(Recorded data)
━━━━

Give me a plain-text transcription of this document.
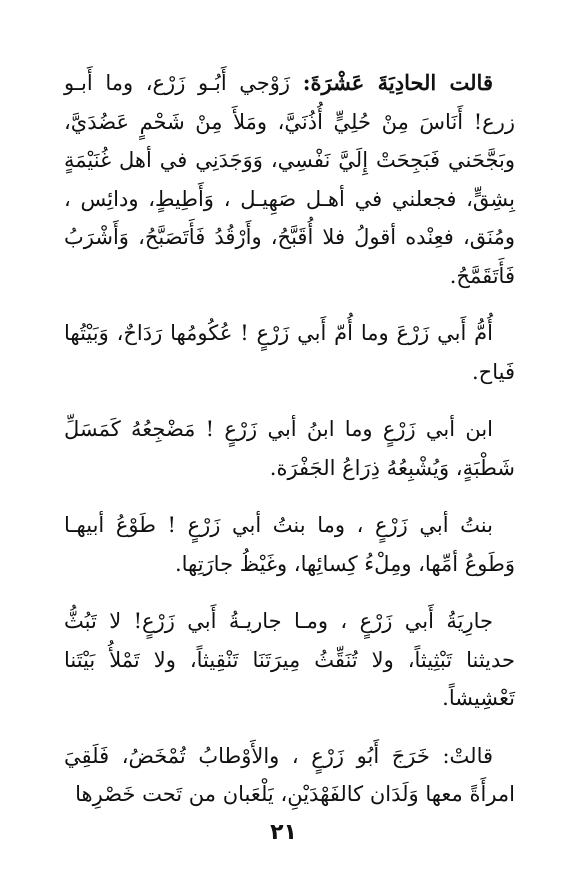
قالت الحادِيَةَ عَشْرَةَ: زَوْجي أَبُـو زَرْع، وما أَبـو زرع! أَنَاسَ مِنْ حُلِيٍّ أُذُنَيَّ، ومَلأَ مِنْ شَحْمٍ عَضُدَيَّ، وبَجَّحَني فَبَجِحَتْ إِلَيَّ نَفْسِي، وَوَجَدَنِي في أهل غُنَيْمَةٍ بِشِقٍّ، فجعلني في أهـل صَهِيـل ، وَأَطِيطٍ، ودائِس ، ومُنَق، فعِنْده أقولُ فلا أُقَبَّحُ، وأَرْقُدُ فَأَتَصَبَّحُ، وَأَشْرَبُ فَأَتَقَمَّحُ.

أُمُّ أَبي زَرْعَ وما أُمّ أَبي زَرْعٍ ! عُكُومُها رَدَاحٌ، وَبَيْتُها فَياح.

ابن أبي زَرْعٍ وما ابنُ أبي زَرْعٍ ! مَضْجِعُهُ كَمَسَلِّ شَطْبَةٍ، وَيُشْبِعُهُ ذِرَاعُ الجَفْرَة.

بنتُ أبي زَرْعٍ ، وما بنتُ أبي زَرْعٍ ! طَوْعُ أبيهـا وَطَوعُ أمِّها، ومِلْءُ كِسائِها، وغَيْظُ جارَتِها.

جارِيَةُ أَبي زَرْعٍ ، ومـا جاريـةُ أَبي زَرْعٍ! لا تَبُثُّ حديثنا تَبْثِيثاً، ولا تُنَقِّثُ مِيرَتَنَا تَنْقِيثاً، ولا تَمْلأُ بَيْتَنا تَعْشِيشاً.

قالتْ: خَرَجَ أَبُو زَرْعٍ ، والأَوْطابُ تُمْخَضُ، فَلَقِيَ امرأَةً معها وَلَدَان كالفَهْدَيْنِ، يَلْعَبان من تَحت خَصْرِها

٢١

━━━━

**Task instructions**. Set down all the data again exactly as above, pictures excluded.

**Task solution**.
Give me a plain-text transcription of this document.
قالت الحادِيَةَ عَشْرَةَ: زَوْجي أَبُـو زَرْع، وما أَبـو زرع! أَنَاسَ مِنْ حُلِيٍّ أُذُنَيَّ، ومَلأَ مِنْ شَحْمٍ عَضُدَيَّ، وبَجَّحَني فَبَجِحَتْ إِلَيَّ نَفْسِي، وَوَجَدَنِي في أهل غُنَيْمَةٍ بِشِقٍّ، فجعلني في أهـل صَهِيـل ، وَأَطِيطٍ، ودائِس ، ومُنَق، فعِنْده أقولُ فلا أُقَبَّحُ، وأَرْقُدُ فَأَتَصَبَّحُ، وَأَشْرَبُ فَأَتَقَمَّحُ.

أُمُّ أَبي زَرْعَ وما أُمّ أَبي زَرْعٍ ! عُكُومُها رَدَاحٌ، وَبَيْتُها فَياح.

ابن أبي زَرْعٍ وما ابنُ أبي زَرْعٍ ! مَضْجِعُهُ كَمَسَلِّ شَطْبَةٍ، وَيُشْبِعُهُ ذِرَاعُ الجَفْرَة.

بنتُ أبي زَرْعٍ ، وما بنتُ أبي زَرْعٍ ! طَوْعُ أبيهـا وَطَوعُ أمِّها، ومِلْءُ كِسائِها، وغَيْظُ جارَتِها.

جارِيَةُ أَبي زَرْعٍ ، ومـا جاريـةُ أَبي زَرْعٍ! لا تَبُثُّ حديثنا تَبْثِيثاً، ولا تُنَقِّثُ مِيرَتَنَا تَنْقِيثاً، ولا تَمْلأُ بَيْتَنا تَعْشِيشاً.

قالتْ: خَرَجَ أَبُو زَرْعٍ ، والأَوْطابُ تُمْخَضُ، فَلَقِيَ امرأَةً معها وَلَدَان كالفَهْدَيْنِ، يَلْعَبان من تَحت خَصْرِها

٢١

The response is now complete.